TASK DESCRIPTION:
Show, in full, each line of the data that contains "pitch".

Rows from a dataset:
** start **

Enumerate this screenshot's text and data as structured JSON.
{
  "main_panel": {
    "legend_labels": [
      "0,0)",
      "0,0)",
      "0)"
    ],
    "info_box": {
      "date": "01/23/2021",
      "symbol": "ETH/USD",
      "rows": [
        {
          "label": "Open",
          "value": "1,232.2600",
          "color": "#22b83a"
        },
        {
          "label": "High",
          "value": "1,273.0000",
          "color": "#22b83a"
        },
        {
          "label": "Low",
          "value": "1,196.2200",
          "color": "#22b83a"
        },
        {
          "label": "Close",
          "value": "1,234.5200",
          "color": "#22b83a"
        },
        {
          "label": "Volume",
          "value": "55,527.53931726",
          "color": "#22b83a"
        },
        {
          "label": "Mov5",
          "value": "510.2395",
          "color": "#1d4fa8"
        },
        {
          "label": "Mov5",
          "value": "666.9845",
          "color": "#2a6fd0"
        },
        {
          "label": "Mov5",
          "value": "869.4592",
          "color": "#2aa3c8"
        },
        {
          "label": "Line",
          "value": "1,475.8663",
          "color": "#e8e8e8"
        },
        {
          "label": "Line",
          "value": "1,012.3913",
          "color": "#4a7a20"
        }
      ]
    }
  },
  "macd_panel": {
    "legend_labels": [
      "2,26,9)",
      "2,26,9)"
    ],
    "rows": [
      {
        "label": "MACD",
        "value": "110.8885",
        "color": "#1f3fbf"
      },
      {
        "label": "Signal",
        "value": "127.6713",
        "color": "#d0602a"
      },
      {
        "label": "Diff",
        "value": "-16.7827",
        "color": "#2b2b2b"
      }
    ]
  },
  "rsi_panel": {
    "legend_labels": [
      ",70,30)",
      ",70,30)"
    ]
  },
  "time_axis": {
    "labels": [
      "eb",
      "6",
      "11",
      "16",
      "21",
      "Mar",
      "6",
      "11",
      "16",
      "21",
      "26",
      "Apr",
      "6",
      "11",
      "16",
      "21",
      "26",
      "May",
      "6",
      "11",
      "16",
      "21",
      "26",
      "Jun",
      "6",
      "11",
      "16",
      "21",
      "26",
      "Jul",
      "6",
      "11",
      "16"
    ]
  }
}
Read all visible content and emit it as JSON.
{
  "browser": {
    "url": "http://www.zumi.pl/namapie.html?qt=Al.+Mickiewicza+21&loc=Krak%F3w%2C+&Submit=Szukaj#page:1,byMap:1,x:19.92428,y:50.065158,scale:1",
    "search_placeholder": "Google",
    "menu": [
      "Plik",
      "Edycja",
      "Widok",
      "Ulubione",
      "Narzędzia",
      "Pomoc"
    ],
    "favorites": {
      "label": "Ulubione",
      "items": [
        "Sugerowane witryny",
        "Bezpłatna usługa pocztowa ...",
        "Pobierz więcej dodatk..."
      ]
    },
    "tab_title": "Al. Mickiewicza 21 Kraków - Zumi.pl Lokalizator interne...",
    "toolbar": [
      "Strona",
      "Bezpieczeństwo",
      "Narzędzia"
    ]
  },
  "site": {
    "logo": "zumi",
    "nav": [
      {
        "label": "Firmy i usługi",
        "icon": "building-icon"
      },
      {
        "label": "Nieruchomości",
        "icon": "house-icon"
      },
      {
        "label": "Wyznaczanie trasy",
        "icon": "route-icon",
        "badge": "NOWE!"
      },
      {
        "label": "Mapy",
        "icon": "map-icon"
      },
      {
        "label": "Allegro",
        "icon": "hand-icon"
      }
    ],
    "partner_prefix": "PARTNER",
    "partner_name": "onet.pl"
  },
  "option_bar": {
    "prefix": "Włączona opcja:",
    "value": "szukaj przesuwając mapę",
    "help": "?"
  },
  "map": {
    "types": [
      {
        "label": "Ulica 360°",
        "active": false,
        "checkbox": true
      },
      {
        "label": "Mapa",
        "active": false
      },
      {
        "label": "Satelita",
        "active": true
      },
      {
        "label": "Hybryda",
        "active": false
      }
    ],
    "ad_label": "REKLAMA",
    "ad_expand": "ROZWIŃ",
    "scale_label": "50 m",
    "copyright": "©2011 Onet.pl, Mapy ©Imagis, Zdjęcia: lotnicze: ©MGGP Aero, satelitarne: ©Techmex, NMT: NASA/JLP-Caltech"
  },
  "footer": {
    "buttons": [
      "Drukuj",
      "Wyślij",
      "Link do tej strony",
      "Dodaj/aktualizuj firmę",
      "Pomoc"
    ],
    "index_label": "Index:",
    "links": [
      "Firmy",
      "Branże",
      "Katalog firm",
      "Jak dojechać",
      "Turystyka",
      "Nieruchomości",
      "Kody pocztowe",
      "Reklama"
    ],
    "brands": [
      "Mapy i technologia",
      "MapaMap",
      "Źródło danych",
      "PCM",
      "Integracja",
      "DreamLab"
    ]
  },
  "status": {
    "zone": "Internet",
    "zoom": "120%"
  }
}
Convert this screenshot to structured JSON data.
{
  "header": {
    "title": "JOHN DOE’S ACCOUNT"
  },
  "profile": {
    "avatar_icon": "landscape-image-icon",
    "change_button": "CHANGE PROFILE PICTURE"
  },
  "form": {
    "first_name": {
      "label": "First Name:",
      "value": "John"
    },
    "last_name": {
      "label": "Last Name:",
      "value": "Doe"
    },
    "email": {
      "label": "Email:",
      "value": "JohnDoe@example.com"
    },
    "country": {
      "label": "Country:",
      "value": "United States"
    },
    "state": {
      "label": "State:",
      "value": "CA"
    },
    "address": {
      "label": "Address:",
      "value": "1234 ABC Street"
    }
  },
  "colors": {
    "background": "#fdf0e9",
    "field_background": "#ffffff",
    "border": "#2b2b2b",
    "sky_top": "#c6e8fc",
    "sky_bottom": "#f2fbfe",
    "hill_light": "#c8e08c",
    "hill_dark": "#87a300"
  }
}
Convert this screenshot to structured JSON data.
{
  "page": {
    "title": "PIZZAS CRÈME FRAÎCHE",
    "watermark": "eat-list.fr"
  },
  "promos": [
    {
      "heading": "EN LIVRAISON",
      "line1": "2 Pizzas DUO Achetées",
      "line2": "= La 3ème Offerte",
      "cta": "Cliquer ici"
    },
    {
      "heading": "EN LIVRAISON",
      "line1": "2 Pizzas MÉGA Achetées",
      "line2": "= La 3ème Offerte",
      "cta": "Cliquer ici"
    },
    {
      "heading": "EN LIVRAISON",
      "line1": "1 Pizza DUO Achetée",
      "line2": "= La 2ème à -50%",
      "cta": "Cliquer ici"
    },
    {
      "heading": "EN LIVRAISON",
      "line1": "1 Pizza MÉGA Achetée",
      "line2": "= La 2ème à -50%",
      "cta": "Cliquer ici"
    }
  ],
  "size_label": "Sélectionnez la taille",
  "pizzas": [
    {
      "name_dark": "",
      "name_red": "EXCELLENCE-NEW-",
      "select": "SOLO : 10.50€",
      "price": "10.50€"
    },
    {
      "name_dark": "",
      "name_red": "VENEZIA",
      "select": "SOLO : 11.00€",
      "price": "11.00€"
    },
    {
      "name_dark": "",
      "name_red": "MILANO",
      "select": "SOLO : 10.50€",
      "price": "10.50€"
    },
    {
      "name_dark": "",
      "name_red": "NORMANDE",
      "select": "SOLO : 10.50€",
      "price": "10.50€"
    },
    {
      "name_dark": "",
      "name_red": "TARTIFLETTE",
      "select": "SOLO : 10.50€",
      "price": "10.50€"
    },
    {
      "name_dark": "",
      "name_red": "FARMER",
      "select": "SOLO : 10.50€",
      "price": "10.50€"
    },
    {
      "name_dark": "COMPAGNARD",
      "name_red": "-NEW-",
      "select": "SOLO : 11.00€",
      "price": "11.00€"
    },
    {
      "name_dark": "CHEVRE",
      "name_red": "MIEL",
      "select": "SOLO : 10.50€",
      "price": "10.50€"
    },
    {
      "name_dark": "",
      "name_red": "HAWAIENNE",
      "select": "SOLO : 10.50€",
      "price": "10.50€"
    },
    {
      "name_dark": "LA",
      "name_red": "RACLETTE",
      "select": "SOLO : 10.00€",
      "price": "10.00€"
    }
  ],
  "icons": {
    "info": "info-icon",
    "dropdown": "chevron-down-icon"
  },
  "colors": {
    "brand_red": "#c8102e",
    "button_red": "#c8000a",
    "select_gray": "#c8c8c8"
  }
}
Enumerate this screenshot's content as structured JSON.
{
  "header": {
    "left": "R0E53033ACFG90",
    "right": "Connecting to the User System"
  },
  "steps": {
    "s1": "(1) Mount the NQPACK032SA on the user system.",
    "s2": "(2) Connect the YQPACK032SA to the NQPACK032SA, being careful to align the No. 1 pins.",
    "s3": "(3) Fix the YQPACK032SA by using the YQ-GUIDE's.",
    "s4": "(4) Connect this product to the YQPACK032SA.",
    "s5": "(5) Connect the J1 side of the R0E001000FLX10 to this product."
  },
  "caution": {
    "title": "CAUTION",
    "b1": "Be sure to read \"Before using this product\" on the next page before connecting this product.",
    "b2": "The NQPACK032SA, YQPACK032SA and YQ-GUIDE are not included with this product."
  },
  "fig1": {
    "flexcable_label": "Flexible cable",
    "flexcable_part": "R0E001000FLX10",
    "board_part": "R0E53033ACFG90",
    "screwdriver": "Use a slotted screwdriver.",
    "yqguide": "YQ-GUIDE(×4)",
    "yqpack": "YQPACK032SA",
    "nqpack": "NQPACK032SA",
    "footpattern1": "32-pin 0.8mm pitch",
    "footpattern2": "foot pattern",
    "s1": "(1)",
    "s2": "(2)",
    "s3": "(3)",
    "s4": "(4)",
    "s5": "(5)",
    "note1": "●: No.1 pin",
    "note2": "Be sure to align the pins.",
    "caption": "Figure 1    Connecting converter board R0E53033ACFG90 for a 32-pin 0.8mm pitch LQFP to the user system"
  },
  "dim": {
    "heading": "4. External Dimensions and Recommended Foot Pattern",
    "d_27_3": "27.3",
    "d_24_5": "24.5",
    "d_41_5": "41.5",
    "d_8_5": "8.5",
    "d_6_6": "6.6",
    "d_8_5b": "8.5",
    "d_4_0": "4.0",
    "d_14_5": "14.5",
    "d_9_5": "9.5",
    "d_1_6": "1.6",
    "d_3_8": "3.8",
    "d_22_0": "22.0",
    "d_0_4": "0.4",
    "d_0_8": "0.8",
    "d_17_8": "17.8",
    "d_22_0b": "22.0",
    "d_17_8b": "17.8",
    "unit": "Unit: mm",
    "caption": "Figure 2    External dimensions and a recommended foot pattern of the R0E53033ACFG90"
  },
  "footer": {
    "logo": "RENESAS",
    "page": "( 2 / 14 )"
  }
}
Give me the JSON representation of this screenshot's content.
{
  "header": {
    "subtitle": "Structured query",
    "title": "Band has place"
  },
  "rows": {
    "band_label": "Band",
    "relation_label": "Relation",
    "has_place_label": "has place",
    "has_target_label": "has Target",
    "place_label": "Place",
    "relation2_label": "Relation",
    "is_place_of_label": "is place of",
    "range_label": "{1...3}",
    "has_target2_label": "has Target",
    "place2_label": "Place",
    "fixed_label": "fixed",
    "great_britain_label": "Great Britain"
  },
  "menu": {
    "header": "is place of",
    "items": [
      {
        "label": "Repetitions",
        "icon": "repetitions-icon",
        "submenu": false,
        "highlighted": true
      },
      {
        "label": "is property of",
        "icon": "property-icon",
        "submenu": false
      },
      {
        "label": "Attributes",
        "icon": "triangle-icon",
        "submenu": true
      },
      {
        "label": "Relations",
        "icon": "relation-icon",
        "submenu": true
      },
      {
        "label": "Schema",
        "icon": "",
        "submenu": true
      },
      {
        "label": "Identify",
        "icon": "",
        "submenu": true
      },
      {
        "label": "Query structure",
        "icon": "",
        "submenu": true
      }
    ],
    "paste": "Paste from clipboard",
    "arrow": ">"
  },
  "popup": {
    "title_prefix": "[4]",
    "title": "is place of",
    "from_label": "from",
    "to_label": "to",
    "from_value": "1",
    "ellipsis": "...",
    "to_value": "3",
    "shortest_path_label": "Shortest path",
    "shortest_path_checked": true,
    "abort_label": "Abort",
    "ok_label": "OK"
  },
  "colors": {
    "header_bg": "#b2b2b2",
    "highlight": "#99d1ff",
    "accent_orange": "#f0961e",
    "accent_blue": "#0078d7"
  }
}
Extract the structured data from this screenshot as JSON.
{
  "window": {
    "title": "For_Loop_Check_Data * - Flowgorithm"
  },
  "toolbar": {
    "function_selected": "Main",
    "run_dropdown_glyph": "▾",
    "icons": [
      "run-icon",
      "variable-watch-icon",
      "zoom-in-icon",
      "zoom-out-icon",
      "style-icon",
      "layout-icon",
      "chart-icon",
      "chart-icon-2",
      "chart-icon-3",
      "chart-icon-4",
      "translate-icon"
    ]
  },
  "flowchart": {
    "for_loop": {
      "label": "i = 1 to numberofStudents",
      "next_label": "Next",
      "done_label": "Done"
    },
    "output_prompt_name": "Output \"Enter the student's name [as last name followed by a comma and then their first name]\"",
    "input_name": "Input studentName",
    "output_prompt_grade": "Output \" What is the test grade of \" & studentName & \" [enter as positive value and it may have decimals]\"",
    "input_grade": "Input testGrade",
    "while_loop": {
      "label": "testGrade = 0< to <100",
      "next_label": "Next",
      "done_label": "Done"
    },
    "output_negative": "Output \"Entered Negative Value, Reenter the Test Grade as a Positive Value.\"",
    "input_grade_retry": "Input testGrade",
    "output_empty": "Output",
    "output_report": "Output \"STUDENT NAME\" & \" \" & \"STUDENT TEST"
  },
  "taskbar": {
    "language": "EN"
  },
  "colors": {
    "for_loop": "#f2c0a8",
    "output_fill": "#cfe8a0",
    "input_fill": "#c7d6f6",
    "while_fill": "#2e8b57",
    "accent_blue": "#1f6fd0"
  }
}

** end **

EXPECTED OUTPUT:
    "footpattern1": "32-pin 0.8mm pitch",
    "caption": "Figure 1    Connecting converter board R0E53033ACFG90 for a 32-pin 0.8mm pitch LQFP to the user system"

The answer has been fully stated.